Reproduce all entries precisely as they are written.

╭─ Supplied data

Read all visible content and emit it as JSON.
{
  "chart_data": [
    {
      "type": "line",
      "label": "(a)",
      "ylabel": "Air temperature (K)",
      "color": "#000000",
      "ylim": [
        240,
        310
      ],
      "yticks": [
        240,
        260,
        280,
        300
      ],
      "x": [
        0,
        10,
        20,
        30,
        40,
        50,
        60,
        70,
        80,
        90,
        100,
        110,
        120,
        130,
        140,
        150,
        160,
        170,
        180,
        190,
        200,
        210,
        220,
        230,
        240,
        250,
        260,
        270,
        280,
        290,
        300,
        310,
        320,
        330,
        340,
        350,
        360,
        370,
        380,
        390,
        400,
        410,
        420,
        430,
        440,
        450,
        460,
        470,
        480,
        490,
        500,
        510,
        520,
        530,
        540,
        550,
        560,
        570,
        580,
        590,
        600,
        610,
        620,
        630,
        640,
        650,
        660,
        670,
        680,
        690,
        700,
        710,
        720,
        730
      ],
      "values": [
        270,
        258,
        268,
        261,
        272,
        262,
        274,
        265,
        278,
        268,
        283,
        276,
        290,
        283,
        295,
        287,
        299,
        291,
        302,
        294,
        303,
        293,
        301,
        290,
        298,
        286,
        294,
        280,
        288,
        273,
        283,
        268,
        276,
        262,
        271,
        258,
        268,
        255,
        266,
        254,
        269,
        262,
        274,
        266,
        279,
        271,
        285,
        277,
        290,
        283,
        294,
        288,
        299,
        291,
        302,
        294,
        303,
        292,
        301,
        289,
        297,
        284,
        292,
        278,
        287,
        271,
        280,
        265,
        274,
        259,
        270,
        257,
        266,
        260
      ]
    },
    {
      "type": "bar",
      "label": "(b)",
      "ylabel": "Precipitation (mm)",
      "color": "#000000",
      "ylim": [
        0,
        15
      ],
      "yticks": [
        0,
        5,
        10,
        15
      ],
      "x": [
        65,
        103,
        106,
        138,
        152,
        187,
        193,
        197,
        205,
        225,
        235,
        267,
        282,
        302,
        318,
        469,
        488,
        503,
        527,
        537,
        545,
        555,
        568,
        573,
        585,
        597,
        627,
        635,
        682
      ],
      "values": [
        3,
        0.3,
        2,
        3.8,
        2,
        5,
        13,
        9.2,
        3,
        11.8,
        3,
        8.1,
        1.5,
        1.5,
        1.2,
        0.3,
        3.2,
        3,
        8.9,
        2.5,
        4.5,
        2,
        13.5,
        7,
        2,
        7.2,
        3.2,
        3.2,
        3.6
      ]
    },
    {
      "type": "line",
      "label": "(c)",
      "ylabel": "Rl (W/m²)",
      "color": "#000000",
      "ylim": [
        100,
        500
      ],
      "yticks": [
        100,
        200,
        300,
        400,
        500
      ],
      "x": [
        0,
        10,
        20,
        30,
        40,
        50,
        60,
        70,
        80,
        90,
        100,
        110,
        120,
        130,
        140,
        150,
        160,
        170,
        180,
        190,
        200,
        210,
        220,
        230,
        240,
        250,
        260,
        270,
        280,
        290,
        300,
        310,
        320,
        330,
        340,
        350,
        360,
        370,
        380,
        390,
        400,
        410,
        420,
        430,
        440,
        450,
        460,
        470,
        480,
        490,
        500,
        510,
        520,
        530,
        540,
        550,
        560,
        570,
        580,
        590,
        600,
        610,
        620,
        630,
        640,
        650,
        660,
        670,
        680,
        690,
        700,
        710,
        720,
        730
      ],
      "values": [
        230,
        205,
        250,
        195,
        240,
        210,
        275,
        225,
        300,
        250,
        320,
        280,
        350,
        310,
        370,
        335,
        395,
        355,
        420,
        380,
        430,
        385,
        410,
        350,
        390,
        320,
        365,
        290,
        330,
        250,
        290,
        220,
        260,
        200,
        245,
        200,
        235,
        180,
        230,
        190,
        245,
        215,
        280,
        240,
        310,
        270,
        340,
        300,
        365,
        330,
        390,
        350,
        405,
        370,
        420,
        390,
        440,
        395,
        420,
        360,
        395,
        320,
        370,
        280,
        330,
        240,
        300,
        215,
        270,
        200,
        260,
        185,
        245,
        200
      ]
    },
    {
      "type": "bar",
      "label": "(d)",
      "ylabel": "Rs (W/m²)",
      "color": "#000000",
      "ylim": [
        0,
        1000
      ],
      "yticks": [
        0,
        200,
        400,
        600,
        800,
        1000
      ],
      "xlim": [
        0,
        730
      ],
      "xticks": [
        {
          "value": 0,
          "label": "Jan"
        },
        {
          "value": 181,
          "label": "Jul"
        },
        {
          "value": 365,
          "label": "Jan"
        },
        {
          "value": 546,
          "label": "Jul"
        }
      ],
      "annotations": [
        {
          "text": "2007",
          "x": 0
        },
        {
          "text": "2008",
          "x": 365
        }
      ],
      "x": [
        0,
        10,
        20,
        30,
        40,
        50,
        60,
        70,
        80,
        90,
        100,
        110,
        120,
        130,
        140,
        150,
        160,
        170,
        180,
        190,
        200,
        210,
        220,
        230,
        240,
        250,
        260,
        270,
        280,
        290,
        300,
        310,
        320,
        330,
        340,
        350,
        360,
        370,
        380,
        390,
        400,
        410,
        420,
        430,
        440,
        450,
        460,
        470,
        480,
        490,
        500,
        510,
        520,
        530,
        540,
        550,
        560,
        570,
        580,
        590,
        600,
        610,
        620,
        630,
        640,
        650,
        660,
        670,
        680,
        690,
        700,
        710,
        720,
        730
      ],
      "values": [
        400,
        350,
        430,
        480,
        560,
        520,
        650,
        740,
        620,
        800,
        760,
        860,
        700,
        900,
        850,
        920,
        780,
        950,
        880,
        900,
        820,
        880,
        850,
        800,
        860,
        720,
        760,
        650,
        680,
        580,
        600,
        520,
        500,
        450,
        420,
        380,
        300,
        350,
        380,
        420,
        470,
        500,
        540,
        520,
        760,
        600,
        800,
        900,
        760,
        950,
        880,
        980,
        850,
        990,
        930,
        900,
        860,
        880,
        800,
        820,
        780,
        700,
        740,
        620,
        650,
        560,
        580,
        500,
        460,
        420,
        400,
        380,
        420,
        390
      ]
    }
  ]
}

╰─

▶ Solved exercise
Read all visible content and emit it as JSON.
{
  "chart_data": [
    {
      "type": "line",
      "label": "(a)",
      "ylabel": "Air temperature (K)",
      "color": "#000000",
      "ylim": [
        240,
        310
      ],
      "yticks": [
        240,
        260,
        280,
        300
      ],
      "x": [
        0,
        10,
        20,
        30,
        40,
        50,
        60,
        70,
        80,
        90,
        100,
        110,
        120,
        130,
        140,
        150,
        160,
        170,
        180,
        190,
        200,
        210,
        220,
        230,
        240,
        250,
        260,
        270,
        280,
        290,
        300,
        310,
        320,
        330,
        340,
        350,
        360,
        370,
        380,
        390,
        400,
        410,
        420,
        430,
        440,
        450,
        460,
        470,
        480,
        490,
        500,
        510,
        520,
        530,
        540,
        550,
        560,
        570,
        580,
        590,
        600,
        610,
        620,
        630,
        640,
        650,
        660,
        670,
        680,
        690,
        700,
        710,
        720,
        730
      ],
      "values": [
        270,
        258,
        268,
        261,
        272,
        262,
        274,
        265,
        278,
        268,
        283,
        276,
        290,
        283,
        295,
        287,
        299,
        291,
        302,
        294,
        303,
        293,
        301,
        290,
        298,
        286,
        294,
        280,
        288,
        273,
        283,
        268,
        276,
        262,
        271,
        258,
        268,
        255,
        266,
        254,
        269,
        262,
        274,
        266,
        279,
        271,
        285,
        277,
        290,
        283,
        294,
        288,
        299,
        291,
        302,
        294,
        303,
        292,
        301,
        289,
        297,
        284,
        292,
        278,
        287,
        271,
        280,
        265,
        274,
        259,
        270,
        257,
        266,
        260
      ]
    },
    {
      "type": "bar",
      "label": "(b)",
      "ylabel": "Precipitation (mm)",
      "color": "#000000",
      "ylim": [
        0,
        15
      ],
      "yticks": [
        0,
        5,
        10,
        15
      ],
      "x": [
        65,
        103,
        106,
        138,
        152,
        187,
        193,
        197,
        205,
        225,
        235,
        267,
        282,
        302,
        318,
        469,
        488,
        503,
        527,
        537,
        545,
        555,
        568,
        573,
        585,
        597,
        627,
        635,
        682
      ],
      "values": [
        3,
        0.3,
        2,
        3.8,
        2,
        5,
        13,
        9.2,
        3,
        11.8,
        3,
        8.1,
        1.5,
        1.5,
        1.2,
        0.3,
        3.2,
        3,
        8.9,
        2.5,
        4.5,
        2,
        13.5,
        7,
        2,
        7.2,
        3.2,
        3.2,
        3.6
      ]
    },
    {
      "type": "line",
      "label": "(c)",
      "ylabel": "Rl (W/m²)",
      "color": "#000000",
      "ylim": [
        100,
        500
      ],
      "yticks": [
        100,
        200,
        300,
        400,
        500
      ],
      "x": [
        0,
        10,
        20,
        30,
        40,
        50,
        60,
        70,
        80,
        90,
        100,
        110,
        120,
        130,
        140,
        150,
        160,
        170,
        180,
        190,
        200,
        210,
        220,
        230,
        240,
        250,
        260,
        270,
        280,
        290,
        300,
        310,
        320,
        330,
        340,
        350,
        360,
        370,
        380,
        390,
        400,
        410,
        420,
        430,
        440,
        450,
        460,
        470,
        480,
        490,
        500,
        510,
        520,
        530,
        540,
        550,
        560,
        570,
        580,
        590,
        600,
        610,
        620,
        630,
        640,
        650,
        660,
        670,
        680,
        690,
        700,
        710,
        720,
        730
      ],
      "values": [
        230,
        205,
        250,
        195,
        240,
        210,
        275,
        225,
        300,
        250,
        320,
        280,
        350,
        310,
        370,
        335,
        395,
        355,
        420,
        380,
        430,
        385,
        410,
        350,
        390,
        320,
        365,
        290,
        330,
        250,
        290,
        220,
        260,
        200,
        245,
        200,
        235,
        180,
        230,
        190,
        245,
        215,
        280,
        240,
        310,
        270,
        340,
        300,
        365,
        330,
        390,
        350,
        405,
        370,
        420,
        390,
        440,
        395,
        420,
        360,
        395,
        320,
        370,
        280,
        330,
        240,
        300,
        215,
        270,
        200,
        260,
        185,
        245,
        200
      ]
    },
    {
      "type": "bar",
      "label": "(d)",
      "ylabel": "Rs (W/m²)",
      "color": "#000000",
      "ylim": [
        0,
        1000
      ],
      "yticks": [
        0,
        200,
        400,
        600,
        800,
        1000
      ],
      "xlim": [
        0,
        730
      ],
      "xticks": [
        {
          "value": 0,
          "label": "Jan"
        },
        {
          "value": 181,
          "label": "Jul"
        },
        {
          "value": 365,
          "label": "Jan"
        },
        {
          "value": 546,
          "label": "Jul"
        }
      ],
      "annotations": [
        {
          "text": "2007",
          "x": 0
        },
        {
          "text": "2008",
          "x": 365
        }
      ],
      "x": [
        0,
        10,
        20,
        30,
        40,
        50,
        60,
        70,
        80,
        90,
        100,
        110,
        120,
        130,
        140,
        150,
        160,
        170,
        180,
        190,
        200,
        210,
        220,
        230,
        240,
        250,
        260,
        270,
        280,
        290,
        300,
        310,
        320,
        330,
        340,
        350,
        360,
        370,
        380,
        390,
        400,
        410,
        420,
        430,
        440,
        450,
        460,
        470,
        480,
        490,
        500,
        510,
        520,
        530,
        540,
        550,
        560,
        570,
        580,
        590,
        600,
        610,
        620,
        630,
        640,
        650,
        660,
        670,
        680,
        690,
        700,
        710,
        720,
        730
      ],
      "values": [
        400,
        350,
        430,
        480,
        560,
        520,
        650,
        740,
        620,
        800,
        760,
        860,
        700,
        900,
        850,
        920,
        780,
        950,
        880,
        900,
        820,
        880,
        850,
        800,
        860,
        720,
        760,
        650,
        680,
        580,
        600,
        520,
        500,
        450,
        420,
        380,
        300,
        350,
        380,
        420,
        470,
        500,
        540,
        520,
        760,
        600,
        800,
        900,
        760,
        950,
        880,
        980,
        850,
        990,
        930,
        900,
        860,
        880,
        800,
        820,
        780,
        700,
        740,
        620,
        650,
        560,
        580,
        500,
        460,
        420,
        400,
        380,
        420,
        390
      ]
    }
  ]
}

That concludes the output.